• _PROBLEM STATEMENT_: Search term "NASBA": copy each line of the data containing it.

------------------------------------------------------------

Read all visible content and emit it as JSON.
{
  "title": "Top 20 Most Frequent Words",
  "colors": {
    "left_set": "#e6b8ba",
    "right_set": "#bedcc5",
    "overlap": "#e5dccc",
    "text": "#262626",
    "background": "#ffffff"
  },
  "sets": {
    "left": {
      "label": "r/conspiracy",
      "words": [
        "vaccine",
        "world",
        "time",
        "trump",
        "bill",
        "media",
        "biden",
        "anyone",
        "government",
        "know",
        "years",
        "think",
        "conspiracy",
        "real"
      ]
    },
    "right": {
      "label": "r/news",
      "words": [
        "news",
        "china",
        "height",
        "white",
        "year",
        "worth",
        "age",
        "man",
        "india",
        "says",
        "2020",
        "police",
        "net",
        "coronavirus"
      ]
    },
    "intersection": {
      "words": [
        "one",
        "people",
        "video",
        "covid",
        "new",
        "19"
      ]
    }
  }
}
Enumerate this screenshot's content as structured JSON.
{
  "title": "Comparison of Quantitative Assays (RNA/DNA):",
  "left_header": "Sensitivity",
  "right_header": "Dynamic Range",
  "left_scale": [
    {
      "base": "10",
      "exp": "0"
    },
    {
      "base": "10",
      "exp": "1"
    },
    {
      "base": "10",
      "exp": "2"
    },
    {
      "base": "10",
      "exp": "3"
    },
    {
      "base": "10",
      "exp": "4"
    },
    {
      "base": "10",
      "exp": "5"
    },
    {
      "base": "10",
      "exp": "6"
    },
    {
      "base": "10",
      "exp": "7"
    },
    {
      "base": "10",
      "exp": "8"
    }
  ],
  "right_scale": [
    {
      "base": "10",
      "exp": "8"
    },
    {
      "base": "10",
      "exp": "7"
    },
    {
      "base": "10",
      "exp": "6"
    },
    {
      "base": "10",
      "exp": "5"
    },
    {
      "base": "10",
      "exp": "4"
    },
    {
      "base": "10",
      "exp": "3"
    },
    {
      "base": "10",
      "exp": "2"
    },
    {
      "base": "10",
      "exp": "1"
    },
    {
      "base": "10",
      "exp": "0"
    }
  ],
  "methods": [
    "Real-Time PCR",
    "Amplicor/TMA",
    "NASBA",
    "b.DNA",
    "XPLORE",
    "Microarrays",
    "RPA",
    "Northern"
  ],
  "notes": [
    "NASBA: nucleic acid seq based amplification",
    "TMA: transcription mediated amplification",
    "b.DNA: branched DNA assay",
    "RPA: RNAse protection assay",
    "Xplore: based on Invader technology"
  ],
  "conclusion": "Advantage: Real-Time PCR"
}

------------------------------------------------------------

• _EXPECTED ANSWER_:
    "NASBA",
    "NASBA: nucleic acid seq based amplification",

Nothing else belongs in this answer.